> [DIRECTIONS]: Locate each line holding the string "данные" and copy it.
========
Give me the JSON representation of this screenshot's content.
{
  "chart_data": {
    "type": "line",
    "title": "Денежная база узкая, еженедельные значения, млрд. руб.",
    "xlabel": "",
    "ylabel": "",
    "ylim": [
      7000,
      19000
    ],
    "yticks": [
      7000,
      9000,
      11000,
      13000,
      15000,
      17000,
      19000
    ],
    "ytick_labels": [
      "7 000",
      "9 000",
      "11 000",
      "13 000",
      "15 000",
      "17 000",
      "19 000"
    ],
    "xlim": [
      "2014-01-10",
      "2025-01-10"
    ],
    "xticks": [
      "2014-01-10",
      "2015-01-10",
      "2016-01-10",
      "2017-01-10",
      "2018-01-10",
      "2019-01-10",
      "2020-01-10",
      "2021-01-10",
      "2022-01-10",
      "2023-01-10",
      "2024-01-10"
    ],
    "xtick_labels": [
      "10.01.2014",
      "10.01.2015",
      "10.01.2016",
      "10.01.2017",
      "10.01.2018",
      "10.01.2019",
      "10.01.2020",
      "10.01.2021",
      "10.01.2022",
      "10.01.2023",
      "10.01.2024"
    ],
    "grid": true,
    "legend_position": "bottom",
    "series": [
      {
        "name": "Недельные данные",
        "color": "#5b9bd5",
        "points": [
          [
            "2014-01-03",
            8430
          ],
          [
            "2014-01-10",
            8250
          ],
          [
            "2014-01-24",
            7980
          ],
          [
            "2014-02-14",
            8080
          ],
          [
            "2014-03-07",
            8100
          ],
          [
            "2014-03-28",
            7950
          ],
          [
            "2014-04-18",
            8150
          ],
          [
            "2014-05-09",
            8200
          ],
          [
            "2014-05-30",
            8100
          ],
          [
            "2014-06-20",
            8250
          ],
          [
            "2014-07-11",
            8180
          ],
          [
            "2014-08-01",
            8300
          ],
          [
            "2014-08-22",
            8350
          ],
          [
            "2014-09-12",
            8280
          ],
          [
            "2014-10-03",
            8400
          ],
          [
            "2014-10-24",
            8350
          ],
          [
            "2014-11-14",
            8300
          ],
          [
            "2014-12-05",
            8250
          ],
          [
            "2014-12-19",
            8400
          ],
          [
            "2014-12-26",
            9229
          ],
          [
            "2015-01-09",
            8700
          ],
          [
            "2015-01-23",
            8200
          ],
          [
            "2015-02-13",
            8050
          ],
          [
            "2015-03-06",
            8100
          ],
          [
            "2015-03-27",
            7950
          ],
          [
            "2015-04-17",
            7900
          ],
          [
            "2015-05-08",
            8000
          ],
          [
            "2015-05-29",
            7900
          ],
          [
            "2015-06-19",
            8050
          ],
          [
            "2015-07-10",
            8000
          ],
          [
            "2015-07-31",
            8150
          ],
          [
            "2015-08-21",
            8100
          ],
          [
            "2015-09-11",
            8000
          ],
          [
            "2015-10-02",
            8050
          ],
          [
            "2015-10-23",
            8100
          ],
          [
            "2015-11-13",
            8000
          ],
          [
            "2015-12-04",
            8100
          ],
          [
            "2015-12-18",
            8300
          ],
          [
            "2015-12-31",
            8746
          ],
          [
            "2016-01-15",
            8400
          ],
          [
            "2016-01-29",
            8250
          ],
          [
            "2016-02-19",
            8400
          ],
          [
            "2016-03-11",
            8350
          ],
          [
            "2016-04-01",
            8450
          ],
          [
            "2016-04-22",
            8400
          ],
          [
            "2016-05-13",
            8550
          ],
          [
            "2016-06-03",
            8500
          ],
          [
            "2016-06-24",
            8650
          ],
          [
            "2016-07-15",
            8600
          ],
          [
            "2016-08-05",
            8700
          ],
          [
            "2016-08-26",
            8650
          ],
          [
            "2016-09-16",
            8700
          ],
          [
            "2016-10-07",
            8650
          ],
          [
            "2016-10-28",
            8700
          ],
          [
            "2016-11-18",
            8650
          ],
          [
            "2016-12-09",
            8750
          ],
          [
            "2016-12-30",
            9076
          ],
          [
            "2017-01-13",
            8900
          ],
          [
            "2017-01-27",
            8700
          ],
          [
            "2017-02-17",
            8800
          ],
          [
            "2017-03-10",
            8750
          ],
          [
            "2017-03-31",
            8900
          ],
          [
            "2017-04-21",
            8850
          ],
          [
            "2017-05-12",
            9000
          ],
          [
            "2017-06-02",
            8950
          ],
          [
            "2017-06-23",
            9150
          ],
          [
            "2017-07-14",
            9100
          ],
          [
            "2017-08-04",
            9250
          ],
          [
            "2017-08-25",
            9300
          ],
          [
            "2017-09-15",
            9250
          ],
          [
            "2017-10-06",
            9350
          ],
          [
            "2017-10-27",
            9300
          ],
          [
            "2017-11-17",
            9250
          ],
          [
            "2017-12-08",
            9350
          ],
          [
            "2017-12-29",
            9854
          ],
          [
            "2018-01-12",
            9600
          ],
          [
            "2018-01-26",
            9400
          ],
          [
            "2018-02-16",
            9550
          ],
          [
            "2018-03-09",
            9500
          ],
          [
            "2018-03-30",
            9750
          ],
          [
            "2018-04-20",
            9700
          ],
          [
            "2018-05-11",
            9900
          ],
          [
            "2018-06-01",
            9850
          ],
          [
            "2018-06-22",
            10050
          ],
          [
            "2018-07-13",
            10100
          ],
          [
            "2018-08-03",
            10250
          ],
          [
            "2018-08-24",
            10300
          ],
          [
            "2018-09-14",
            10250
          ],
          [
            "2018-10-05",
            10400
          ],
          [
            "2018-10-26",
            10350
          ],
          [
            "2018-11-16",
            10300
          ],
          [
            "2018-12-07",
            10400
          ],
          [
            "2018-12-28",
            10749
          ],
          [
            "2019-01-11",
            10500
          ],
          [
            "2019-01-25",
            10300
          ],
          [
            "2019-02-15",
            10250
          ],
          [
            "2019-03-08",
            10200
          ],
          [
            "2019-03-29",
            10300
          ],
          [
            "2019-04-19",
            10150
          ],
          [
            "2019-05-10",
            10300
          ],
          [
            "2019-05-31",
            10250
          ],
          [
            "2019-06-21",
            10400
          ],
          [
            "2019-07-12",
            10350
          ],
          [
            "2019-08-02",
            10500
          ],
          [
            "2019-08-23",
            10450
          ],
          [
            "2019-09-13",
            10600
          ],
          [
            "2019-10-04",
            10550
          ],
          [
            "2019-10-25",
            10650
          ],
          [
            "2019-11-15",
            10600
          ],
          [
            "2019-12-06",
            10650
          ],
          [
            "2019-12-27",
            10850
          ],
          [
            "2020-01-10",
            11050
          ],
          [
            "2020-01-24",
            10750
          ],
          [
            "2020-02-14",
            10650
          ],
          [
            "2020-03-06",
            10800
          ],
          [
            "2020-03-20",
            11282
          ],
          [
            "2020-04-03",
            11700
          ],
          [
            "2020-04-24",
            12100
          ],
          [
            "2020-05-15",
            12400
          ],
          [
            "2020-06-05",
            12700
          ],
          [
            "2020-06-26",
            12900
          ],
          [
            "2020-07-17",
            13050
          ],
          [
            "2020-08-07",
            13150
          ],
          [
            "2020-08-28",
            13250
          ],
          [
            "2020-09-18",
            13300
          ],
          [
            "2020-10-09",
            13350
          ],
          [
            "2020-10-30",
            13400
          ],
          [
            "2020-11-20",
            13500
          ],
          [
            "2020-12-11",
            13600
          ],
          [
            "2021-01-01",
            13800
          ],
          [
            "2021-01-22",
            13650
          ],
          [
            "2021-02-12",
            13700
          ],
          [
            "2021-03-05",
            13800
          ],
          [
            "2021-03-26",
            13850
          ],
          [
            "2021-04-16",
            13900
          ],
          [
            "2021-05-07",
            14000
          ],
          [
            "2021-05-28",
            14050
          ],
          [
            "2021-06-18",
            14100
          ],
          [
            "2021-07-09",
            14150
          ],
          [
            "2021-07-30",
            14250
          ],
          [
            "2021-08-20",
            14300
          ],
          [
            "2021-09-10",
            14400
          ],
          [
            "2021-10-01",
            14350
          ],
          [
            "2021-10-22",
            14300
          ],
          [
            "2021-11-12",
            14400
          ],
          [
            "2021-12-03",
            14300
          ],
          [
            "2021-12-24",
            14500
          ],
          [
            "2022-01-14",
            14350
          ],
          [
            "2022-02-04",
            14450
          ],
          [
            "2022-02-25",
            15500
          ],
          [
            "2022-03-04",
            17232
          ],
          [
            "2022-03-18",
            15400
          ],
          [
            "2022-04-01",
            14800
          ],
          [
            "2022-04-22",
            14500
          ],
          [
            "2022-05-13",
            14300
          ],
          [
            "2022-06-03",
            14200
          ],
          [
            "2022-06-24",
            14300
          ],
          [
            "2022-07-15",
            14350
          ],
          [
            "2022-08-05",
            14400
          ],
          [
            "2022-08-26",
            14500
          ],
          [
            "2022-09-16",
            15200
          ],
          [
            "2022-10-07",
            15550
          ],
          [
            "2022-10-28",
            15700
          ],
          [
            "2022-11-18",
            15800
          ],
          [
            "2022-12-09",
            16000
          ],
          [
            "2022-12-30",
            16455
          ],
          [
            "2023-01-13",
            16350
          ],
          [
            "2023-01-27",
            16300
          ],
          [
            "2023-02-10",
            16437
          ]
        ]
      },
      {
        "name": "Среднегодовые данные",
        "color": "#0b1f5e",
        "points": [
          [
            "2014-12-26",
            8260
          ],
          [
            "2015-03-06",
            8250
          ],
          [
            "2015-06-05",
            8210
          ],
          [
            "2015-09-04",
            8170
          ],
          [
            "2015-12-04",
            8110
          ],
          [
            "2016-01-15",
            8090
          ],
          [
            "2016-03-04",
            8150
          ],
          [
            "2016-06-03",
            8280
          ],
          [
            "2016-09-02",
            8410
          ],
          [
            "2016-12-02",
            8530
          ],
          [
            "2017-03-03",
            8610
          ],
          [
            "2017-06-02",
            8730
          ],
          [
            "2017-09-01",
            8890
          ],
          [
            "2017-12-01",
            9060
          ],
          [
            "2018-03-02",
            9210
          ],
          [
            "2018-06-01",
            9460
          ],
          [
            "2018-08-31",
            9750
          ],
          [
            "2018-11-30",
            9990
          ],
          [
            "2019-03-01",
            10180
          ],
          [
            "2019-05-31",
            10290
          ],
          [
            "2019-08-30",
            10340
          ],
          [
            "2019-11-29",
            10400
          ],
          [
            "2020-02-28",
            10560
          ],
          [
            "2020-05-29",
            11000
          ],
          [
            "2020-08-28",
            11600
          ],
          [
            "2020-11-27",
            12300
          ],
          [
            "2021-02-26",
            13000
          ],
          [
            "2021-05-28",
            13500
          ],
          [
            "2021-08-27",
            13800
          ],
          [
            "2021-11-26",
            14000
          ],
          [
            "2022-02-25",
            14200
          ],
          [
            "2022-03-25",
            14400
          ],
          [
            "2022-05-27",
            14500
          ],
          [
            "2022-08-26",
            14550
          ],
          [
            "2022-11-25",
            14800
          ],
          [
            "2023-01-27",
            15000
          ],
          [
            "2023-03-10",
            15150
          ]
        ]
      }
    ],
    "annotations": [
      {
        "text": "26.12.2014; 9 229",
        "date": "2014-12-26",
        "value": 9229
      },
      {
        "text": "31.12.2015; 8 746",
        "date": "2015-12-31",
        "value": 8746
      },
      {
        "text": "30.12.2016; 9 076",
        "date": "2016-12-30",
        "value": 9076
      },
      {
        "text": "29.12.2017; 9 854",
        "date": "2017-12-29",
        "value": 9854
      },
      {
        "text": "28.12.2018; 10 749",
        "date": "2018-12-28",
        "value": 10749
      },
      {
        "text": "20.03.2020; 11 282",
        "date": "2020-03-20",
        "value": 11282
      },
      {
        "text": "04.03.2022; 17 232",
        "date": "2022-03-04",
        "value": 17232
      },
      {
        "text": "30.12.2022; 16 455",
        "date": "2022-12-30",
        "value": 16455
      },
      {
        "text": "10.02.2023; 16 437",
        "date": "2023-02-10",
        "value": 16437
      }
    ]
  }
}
========
> [TASK RESPONSE]:
        "name": "Недельные данные",
        "name": "Среднегодовые данные",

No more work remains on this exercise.